-- The problem --
In the court opinion excerpt below, what did Siddiqui v. United States hold about an oral disclosure to 100 people? Please answer in one sentence.

---------- Provided passage

Jackson also acted in good faith by adhering to this IRS policy. Jackson testified that he generally followed the IRS’s recommended method of introducing himself to witnesses, including the disclosure of the identity of the taxpayer under investigation. Jackson gave the following description of his method of introducing *516himself to witnesses: “I would introduce myself as Rob Jackson. I’m a special agent with IRS Criminal Investigation and I’m conducting an interview [sic] of Mr. Snider and Ms. Turley and I would show them my credentials.” Trial Transcript at 782. This testimony demonstrates that Jackson’s disclosure that the Taxpayers were under investigation was consistent with the IRS’s policy. Therefore, because both the IRS’s interpretation of § 6103 and Jackson’s interpretation of the IRS’s policy were in good faith, I would find no liability for Jackson’s disclosures that the Taxpayers were under investigation.10
Next, I would find that § 7431(c)(1)(A) limits the statutory damages for disclosures to the number of specific acts of disclosure. When there are no actual damages, the number of violations for purposes of determining statutory damages is based on “each act of unauthorized inspection or disclosure of a return or return information with respect to which such defendant is found liable.” 26 U.S.C. § 7431(c)(1)(A) (emphasis added). A statement by a special agent is a single “act,” regardless of the number of people who hear the statement or the number of separate items of return information included in the statement. Even if one oral disclosure is heard by numerous people, it is still one “act” of disclosure. Siddiqui v. United States, 359 F.3d 1200, 1202-03 (9th Cir.2004) (holding that an oral disclosure to 100 people did not equal 100 disclosures). I agree with the Ninth Circuit’s reasoning in Siddiqui that this interpretation of § 7431(c)(1)(A) is based on the “plain meaning of the language used by Congress in § 6103.” Id. at 1202. Additionally, if one oral disclosure includes numerous items of return information, it is still one “act” of disclosure. See Rorex v. Traynor, 771 F.2d 383 (8th Cir.1985).

--------------------
---------- Data shown

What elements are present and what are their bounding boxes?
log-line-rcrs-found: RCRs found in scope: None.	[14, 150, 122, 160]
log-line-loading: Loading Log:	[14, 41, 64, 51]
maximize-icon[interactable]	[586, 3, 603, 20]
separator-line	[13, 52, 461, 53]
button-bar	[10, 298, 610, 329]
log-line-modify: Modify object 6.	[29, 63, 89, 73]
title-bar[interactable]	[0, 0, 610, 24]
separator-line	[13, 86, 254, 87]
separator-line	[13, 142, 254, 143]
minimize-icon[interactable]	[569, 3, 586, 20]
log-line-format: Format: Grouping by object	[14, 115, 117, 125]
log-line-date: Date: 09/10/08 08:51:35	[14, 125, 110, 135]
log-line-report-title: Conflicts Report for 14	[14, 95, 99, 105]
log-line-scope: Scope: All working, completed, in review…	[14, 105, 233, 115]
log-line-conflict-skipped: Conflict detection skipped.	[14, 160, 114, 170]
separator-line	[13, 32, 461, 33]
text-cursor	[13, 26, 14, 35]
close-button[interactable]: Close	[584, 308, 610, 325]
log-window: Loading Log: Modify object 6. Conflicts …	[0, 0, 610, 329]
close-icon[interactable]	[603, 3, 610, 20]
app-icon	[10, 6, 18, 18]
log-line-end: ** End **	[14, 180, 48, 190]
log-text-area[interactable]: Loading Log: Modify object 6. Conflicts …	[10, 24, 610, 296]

--------------------

-- The completed task --
It held that an oral disclosure to 100 people did not equal 100 disclosures.